## The exercise
Using the data below, copy every line that contains the word "подачу".

Records from a dataset:
»»

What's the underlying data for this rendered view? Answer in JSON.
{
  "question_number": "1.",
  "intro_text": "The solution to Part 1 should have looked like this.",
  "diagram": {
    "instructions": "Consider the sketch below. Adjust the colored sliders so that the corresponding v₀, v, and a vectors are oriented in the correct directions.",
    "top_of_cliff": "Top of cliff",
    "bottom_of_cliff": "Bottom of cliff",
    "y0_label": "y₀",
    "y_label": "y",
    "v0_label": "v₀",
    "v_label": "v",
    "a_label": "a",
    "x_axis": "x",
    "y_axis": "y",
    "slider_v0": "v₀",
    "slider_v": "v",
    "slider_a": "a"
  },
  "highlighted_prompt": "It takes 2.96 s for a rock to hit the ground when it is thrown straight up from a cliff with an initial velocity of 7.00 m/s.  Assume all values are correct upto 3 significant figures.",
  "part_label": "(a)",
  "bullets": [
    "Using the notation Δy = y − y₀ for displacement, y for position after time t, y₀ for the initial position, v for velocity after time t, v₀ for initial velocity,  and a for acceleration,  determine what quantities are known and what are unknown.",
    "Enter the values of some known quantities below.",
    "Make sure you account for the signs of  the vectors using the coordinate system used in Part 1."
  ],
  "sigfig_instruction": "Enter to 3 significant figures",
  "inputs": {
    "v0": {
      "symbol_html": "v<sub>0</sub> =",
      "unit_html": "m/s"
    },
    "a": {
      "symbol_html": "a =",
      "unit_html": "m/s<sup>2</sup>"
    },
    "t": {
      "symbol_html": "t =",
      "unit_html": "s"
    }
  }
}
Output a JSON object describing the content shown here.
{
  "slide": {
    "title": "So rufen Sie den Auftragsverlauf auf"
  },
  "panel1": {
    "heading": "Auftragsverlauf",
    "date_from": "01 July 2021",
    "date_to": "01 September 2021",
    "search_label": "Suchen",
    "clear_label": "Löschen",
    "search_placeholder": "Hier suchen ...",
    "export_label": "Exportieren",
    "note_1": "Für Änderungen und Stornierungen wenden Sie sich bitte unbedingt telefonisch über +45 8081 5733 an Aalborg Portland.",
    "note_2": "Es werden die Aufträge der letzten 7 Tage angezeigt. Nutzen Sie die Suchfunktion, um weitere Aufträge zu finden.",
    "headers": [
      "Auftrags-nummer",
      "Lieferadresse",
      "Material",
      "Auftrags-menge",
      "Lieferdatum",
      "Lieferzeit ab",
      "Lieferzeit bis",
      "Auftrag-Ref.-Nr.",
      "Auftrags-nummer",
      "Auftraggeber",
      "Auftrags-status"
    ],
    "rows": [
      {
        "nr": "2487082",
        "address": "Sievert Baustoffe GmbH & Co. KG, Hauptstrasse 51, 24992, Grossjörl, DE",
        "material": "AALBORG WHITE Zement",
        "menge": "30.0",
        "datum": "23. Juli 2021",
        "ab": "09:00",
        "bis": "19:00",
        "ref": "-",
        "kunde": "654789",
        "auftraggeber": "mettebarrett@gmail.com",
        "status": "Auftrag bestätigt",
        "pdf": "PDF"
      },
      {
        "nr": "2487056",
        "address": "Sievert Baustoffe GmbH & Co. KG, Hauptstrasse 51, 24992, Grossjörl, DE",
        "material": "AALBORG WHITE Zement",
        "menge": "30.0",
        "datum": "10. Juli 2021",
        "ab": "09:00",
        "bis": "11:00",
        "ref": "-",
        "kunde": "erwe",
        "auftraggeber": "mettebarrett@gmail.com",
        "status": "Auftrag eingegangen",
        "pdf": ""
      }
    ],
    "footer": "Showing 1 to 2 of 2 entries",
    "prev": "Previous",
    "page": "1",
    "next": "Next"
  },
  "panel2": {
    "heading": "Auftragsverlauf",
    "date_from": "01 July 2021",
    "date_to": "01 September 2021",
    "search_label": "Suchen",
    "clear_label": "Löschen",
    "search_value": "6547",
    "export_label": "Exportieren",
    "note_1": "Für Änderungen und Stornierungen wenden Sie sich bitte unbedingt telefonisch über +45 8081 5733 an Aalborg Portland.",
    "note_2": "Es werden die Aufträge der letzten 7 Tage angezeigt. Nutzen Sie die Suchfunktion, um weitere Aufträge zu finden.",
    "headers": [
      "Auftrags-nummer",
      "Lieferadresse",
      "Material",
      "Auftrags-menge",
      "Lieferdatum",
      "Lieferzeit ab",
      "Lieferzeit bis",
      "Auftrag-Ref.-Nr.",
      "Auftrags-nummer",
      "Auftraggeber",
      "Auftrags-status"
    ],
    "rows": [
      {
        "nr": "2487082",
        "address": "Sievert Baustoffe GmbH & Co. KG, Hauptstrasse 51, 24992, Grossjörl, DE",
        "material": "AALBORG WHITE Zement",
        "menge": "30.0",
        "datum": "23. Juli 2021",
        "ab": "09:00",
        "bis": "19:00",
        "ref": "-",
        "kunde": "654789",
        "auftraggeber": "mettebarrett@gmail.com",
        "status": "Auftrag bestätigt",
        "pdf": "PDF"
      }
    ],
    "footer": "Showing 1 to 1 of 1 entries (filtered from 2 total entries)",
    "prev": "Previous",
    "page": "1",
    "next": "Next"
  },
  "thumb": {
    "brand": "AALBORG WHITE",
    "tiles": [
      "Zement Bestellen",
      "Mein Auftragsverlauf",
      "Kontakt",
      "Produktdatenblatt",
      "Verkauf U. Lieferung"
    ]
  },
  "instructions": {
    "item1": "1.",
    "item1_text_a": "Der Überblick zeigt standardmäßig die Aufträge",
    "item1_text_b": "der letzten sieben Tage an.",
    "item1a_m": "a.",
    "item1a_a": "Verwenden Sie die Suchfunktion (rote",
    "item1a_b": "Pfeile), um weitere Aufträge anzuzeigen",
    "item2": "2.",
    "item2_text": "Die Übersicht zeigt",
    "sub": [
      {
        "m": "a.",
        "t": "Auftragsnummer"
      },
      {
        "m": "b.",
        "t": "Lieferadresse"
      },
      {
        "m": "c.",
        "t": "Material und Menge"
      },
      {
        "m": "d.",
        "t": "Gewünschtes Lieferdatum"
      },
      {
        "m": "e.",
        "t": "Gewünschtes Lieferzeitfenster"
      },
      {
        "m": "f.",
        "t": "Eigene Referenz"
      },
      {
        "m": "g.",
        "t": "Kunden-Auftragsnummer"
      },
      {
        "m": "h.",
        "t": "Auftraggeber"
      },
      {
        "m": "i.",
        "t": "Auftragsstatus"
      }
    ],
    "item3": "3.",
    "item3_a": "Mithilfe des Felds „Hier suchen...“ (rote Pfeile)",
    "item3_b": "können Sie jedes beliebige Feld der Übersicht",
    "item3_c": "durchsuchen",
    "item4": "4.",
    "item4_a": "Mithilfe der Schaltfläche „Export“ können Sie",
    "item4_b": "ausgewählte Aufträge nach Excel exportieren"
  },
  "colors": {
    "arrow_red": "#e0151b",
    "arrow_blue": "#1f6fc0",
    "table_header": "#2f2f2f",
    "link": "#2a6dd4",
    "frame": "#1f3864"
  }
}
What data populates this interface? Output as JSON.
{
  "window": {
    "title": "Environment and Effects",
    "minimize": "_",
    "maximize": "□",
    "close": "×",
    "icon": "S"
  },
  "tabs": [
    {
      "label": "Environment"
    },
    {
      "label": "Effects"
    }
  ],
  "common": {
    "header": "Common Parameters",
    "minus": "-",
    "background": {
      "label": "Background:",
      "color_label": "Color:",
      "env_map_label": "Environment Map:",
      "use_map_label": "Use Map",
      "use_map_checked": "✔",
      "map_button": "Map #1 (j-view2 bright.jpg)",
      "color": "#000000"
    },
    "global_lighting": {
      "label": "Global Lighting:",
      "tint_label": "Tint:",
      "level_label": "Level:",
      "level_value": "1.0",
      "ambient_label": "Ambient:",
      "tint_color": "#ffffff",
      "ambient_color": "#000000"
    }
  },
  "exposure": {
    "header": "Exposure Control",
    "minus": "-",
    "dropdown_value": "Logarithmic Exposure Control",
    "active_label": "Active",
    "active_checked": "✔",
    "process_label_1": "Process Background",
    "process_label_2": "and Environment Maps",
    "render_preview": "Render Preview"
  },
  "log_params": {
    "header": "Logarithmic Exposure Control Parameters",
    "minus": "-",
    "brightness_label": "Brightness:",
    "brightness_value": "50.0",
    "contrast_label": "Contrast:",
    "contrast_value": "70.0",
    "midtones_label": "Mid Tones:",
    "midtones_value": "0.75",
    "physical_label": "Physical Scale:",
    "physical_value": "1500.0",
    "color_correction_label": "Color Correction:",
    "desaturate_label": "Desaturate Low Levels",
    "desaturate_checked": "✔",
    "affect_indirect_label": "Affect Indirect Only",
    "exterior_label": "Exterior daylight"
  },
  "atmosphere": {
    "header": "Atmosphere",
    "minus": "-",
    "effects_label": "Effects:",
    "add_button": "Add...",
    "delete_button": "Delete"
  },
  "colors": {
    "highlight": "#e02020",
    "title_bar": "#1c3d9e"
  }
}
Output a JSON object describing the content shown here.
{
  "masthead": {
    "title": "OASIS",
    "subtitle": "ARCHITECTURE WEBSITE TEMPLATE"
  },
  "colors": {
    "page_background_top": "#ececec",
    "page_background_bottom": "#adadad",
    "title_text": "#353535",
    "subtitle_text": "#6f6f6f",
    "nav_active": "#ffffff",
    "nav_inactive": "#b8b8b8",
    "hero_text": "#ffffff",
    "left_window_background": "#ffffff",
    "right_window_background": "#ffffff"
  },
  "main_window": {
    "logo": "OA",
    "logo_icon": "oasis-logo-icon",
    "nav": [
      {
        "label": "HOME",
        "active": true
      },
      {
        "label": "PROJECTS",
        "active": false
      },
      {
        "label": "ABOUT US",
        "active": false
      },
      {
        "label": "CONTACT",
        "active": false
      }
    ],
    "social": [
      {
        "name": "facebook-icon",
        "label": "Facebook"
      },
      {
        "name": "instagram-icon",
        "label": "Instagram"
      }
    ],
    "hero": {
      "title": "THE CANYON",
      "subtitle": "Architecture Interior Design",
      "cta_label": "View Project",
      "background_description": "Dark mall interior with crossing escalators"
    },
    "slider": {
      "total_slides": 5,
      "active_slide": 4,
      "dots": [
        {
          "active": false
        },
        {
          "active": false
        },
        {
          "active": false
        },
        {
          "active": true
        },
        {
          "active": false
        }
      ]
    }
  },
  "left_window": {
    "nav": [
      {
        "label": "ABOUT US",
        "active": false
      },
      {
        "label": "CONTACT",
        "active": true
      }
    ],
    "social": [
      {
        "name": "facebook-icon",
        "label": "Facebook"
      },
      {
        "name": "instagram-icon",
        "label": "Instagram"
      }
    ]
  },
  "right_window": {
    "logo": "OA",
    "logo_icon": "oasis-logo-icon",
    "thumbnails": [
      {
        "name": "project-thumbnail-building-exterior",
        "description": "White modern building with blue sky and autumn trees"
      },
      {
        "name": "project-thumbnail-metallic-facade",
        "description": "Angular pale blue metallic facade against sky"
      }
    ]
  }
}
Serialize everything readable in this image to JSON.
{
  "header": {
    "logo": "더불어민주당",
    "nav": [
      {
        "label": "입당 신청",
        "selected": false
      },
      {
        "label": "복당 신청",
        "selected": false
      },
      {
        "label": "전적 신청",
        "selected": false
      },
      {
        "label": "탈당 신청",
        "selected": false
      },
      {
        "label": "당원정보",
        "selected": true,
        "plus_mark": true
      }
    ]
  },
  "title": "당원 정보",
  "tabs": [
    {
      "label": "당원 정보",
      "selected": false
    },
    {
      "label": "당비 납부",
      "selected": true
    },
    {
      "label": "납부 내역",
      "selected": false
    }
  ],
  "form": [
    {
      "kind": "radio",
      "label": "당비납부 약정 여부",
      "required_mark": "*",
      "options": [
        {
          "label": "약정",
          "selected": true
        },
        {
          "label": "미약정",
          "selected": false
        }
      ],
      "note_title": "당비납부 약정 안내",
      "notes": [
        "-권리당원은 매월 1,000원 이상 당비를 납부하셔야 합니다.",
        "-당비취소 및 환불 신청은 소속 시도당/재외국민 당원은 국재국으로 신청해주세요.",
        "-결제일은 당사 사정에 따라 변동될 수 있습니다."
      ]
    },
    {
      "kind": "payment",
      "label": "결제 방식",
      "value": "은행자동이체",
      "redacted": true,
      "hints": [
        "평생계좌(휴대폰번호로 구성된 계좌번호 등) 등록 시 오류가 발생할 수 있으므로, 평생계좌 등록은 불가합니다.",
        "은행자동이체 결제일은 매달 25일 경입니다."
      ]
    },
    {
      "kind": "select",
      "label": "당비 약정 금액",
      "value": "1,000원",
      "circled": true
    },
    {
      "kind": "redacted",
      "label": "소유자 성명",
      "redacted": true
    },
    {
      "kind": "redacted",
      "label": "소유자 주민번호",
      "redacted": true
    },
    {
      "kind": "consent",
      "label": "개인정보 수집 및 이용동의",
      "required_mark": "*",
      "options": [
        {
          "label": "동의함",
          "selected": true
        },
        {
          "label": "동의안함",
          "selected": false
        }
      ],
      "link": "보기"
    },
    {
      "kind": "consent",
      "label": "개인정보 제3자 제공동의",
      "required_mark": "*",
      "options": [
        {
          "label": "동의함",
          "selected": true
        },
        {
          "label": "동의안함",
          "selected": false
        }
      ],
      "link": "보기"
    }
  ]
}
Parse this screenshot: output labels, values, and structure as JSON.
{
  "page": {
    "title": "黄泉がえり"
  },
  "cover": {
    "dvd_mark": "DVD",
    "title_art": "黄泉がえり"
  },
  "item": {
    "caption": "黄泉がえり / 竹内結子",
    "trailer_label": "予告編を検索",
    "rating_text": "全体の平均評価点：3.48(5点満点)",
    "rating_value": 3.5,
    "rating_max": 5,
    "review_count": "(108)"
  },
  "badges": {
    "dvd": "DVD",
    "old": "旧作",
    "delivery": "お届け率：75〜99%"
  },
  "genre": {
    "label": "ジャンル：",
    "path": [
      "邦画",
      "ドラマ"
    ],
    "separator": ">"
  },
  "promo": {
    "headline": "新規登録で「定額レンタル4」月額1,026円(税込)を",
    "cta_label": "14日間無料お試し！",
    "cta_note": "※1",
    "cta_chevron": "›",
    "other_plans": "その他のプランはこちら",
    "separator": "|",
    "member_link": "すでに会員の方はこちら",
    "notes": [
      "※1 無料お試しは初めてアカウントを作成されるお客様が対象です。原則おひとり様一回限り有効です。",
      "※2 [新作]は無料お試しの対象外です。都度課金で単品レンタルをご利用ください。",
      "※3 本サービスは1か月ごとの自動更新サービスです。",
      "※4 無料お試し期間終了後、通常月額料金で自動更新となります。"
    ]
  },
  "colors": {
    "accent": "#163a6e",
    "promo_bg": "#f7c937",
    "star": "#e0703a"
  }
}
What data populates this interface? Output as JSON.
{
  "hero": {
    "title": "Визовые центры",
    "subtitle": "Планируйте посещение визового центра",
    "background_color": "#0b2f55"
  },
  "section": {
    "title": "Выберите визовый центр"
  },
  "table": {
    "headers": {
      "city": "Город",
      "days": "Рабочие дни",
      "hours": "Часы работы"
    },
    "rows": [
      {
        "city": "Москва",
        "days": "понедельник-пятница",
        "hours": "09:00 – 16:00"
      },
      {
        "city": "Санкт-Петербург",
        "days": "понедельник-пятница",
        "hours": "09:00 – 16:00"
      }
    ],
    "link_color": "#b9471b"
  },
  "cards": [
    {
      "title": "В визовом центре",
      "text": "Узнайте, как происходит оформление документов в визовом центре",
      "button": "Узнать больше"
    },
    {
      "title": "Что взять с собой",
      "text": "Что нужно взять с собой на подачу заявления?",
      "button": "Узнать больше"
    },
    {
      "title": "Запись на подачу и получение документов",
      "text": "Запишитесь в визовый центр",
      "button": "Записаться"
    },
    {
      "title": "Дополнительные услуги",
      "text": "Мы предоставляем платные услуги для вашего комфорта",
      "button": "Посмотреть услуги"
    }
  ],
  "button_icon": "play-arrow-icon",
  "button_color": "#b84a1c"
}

««

## Task response
      "text": "Что нужно взять с собой на подачу заявления?",
      "title": "Запись на подачу и получение документов",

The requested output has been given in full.